REQUIREMENTS: From the listing below, select every line where the word "Wise" appears.

(Dataset entries)
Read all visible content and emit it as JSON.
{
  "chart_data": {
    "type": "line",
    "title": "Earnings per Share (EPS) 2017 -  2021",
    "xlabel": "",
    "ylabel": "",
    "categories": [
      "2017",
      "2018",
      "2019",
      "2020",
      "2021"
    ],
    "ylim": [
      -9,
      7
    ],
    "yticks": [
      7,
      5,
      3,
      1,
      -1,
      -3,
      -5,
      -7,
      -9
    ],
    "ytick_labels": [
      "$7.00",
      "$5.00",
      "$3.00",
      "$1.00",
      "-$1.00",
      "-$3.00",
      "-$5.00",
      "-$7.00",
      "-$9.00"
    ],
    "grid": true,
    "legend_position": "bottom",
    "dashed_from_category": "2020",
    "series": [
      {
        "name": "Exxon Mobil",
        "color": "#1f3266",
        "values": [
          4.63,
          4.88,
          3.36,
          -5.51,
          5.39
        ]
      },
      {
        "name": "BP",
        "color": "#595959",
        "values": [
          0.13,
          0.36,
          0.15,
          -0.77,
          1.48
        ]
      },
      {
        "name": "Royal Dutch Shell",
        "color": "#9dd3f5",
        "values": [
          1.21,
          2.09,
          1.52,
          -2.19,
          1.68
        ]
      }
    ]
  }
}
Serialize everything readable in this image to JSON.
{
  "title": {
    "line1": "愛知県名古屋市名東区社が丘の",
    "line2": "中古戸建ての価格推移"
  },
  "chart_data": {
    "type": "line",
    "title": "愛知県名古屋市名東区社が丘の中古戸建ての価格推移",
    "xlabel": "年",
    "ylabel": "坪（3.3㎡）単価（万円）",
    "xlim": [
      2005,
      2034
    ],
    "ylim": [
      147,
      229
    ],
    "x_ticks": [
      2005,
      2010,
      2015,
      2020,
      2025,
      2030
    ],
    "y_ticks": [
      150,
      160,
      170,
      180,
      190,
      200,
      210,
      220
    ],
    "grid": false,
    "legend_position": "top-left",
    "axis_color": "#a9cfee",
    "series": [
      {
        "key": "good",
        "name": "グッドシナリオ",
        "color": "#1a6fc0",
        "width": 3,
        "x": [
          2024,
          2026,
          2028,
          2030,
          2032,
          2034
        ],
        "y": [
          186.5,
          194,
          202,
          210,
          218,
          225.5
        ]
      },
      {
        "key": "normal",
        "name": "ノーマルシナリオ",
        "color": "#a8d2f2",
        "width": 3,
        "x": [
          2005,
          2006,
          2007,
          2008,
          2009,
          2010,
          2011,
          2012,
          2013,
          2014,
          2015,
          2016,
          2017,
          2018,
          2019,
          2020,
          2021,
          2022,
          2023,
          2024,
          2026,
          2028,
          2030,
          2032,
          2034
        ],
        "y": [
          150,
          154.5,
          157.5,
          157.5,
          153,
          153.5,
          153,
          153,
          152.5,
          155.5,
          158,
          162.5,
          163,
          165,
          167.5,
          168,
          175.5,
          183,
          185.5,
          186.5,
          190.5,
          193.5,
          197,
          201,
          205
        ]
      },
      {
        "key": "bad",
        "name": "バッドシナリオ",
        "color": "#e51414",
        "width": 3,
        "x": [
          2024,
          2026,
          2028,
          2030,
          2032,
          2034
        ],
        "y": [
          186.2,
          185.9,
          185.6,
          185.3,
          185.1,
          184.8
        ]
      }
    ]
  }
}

...

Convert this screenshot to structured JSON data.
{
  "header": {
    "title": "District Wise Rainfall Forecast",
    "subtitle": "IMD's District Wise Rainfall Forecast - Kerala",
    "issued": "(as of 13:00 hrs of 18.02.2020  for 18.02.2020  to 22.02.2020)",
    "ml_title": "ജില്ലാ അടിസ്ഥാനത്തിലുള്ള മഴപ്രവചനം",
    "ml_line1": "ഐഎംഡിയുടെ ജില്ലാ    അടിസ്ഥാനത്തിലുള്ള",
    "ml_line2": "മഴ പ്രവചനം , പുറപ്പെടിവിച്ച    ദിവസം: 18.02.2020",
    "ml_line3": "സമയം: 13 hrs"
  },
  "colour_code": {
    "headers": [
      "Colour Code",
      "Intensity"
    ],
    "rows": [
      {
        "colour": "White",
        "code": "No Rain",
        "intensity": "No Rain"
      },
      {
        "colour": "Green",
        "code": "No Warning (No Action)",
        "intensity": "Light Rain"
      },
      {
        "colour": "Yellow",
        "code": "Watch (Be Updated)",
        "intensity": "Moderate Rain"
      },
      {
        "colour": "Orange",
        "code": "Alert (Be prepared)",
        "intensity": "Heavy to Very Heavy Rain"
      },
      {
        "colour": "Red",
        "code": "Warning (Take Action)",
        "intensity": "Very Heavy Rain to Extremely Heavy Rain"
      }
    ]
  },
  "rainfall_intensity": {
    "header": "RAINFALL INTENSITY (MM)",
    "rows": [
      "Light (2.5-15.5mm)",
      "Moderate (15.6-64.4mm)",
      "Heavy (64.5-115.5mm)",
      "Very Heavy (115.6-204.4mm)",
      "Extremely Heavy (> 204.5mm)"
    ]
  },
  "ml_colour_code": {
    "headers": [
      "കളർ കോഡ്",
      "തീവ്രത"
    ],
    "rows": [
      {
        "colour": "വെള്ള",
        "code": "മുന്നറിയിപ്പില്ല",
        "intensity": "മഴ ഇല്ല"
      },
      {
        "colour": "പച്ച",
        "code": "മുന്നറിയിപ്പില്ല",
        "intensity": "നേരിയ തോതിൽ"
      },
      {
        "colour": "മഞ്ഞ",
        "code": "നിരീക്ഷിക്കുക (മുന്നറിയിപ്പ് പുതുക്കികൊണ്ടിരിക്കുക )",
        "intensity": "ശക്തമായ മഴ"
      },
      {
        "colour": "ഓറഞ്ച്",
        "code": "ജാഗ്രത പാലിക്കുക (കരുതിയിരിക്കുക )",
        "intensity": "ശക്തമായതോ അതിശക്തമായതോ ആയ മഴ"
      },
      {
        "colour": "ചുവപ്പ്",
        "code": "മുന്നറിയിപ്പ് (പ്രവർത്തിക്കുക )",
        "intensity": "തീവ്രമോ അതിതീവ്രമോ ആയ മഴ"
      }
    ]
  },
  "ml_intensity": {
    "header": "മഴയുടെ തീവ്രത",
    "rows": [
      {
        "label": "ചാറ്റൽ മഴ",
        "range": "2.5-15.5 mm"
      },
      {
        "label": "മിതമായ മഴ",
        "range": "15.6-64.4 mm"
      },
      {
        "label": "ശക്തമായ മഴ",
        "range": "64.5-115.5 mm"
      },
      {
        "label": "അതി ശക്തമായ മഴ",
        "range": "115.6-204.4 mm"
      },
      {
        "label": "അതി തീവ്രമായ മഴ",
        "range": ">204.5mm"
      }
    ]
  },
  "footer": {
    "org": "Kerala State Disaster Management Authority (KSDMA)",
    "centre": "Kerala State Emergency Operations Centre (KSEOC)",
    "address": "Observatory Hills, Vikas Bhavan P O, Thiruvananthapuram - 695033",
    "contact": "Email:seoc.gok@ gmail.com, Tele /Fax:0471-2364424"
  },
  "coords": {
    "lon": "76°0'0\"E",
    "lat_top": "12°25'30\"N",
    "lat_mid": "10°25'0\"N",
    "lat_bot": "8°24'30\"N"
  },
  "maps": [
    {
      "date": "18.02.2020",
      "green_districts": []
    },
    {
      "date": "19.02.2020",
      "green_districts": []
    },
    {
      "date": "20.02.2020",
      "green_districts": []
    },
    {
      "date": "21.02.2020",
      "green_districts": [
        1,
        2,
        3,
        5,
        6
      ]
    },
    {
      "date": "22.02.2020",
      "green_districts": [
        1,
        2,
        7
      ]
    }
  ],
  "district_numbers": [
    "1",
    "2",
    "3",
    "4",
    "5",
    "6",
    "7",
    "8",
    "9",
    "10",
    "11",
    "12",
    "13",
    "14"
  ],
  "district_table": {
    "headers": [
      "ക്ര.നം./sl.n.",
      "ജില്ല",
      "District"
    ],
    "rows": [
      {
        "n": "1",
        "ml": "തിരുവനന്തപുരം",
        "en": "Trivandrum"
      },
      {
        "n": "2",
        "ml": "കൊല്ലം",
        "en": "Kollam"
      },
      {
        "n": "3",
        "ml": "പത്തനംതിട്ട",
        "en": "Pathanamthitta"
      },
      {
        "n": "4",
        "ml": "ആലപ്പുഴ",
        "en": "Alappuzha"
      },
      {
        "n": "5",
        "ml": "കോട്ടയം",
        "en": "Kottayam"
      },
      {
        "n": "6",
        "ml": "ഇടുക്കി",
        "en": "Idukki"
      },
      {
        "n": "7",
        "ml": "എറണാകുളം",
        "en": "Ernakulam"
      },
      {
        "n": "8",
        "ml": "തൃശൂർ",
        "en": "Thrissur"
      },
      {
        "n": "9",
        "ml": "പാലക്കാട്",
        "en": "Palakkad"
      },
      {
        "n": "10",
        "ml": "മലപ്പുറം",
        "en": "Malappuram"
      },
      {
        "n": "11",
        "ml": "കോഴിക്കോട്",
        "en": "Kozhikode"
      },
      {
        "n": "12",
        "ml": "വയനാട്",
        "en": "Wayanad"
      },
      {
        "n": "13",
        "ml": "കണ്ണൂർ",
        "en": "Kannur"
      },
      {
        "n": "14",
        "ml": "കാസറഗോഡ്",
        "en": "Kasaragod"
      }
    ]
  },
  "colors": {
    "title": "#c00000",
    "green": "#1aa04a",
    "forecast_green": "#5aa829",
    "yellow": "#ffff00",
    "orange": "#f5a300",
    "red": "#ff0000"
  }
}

REPLY:
    "title": "District Wise Rainfall Forecast",
    "subtitle": "IMD's District Wise Rainfall Forecast - Kerala",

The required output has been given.